TASK INSTRUCTIONS
Would you pull out every line of the material that contains the string "reaction"?
--- START DATA SUPPLIED ---
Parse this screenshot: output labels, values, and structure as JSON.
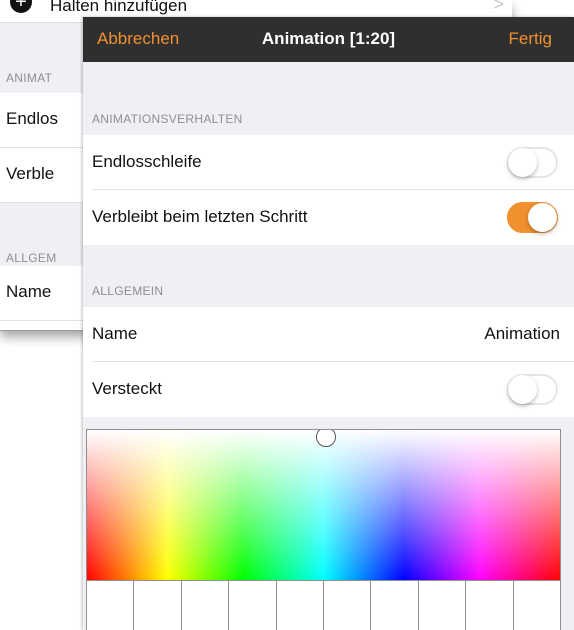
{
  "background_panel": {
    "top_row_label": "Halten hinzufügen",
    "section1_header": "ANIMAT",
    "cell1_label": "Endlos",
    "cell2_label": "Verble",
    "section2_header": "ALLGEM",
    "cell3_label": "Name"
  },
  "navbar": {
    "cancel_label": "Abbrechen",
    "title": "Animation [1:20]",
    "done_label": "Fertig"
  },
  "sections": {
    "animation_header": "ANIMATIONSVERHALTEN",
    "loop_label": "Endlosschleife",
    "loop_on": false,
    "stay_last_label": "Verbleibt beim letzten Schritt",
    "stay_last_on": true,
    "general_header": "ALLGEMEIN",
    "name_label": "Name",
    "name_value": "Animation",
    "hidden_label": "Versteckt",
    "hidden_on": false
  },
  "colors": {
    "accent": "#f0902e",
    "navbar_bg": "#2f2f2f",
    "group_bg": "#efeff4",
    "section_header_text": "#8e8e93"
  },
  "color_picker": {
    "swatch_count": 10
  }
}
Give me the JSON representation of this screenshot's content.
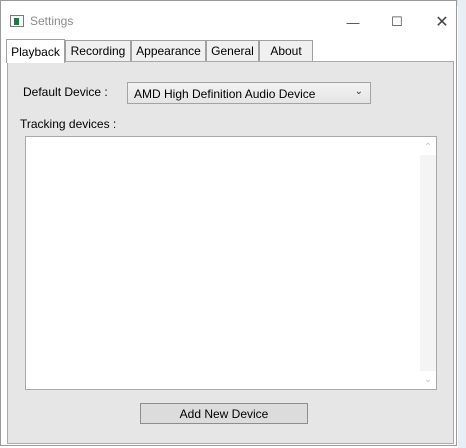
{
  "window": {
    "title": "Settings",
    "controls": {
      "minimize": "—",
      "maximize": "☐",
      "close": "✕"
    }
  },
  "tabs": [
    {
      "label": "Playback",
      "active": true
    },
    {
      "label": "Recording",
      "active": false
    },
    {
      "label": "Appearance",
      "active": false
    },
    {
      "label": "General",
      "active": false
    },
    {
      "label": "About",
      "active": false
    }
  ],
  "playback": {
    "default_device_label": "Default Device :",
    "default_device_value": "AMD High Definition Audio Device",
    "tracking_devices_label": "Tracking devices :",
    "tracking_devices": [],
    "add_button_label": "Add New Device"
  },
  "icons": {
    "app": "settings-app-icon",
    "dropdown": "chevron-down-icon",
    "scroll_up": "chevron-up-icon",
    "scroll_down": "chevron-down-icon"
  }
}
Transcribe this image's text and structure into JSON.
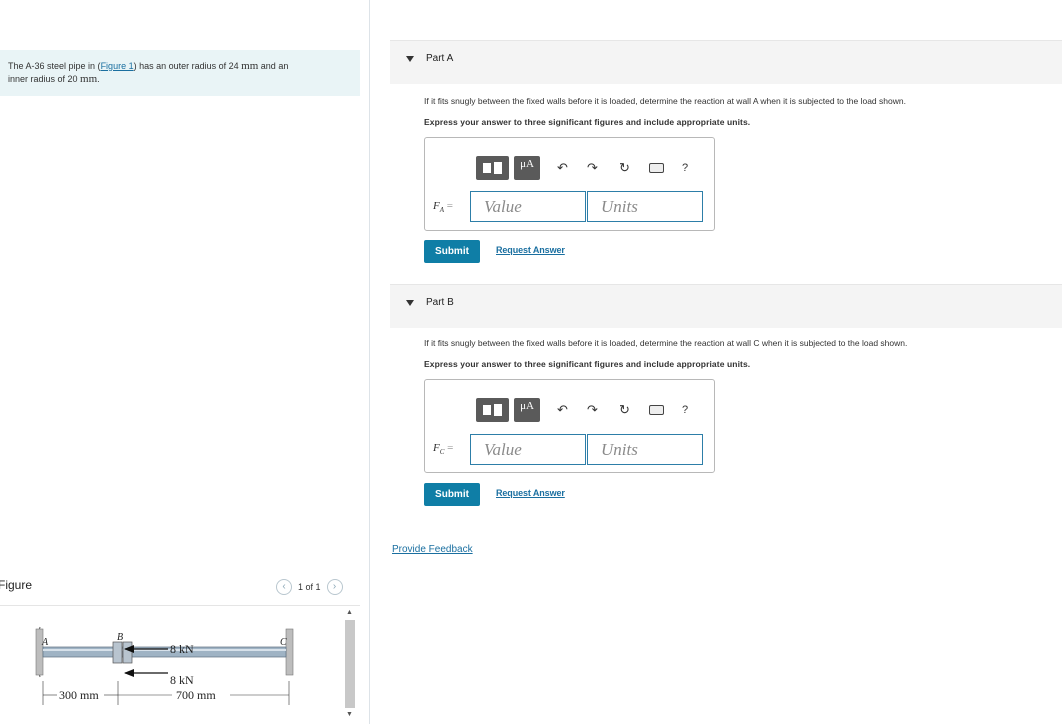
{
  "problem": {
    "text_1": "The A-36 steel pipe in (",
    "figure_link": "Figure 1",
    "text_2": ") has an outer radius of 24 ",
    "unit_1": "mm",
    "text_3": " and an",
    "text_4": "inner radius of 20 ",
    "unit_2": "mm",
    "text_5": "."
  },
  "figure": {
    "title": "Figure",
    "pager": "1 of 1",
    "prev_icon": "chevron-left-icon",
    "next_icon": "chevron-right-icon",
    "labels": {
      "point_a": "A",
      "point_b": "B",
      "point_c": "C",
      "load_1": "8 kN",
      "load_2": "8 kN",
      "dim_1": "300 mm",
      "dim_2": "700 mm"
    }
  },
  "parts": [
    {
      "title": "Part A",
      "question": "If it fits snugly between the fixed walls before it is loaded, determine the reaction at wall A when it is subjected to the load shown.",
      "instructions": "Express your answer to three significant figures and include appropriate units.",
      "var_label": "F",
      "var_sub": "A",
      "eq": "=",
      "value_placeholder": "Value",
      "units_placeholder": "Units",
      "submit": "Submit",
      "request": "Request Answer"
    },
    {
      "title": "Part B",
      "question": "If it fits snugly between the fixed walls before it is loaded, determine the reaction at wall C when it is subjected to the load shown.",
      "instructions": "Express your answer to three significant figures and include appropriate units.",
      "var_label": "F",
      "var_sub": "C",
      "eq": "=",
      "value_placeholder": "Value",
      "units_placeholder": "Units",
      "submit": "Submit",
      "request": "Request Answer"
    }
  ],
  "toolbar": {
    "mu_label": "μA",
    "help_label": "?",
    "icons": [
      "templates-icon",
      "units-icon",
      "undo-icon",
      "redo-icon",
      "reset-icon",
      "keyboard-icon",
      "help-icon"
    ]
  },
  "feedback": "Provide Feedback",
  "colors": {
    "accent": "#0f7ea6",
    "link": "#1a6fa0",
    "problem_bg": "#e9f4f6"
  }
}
--- END DATA SUPPLIED ---
WORKED ANSWER
      "question": "If it fits snugly between the fixed walls before it is loaded, determine the reaction at wall A when it is subjected to the load shown.",
      "question": "If it fits snugly between the fixed walls before it is loaded, determine the reaction at wall C when it is subjected to the load shown.",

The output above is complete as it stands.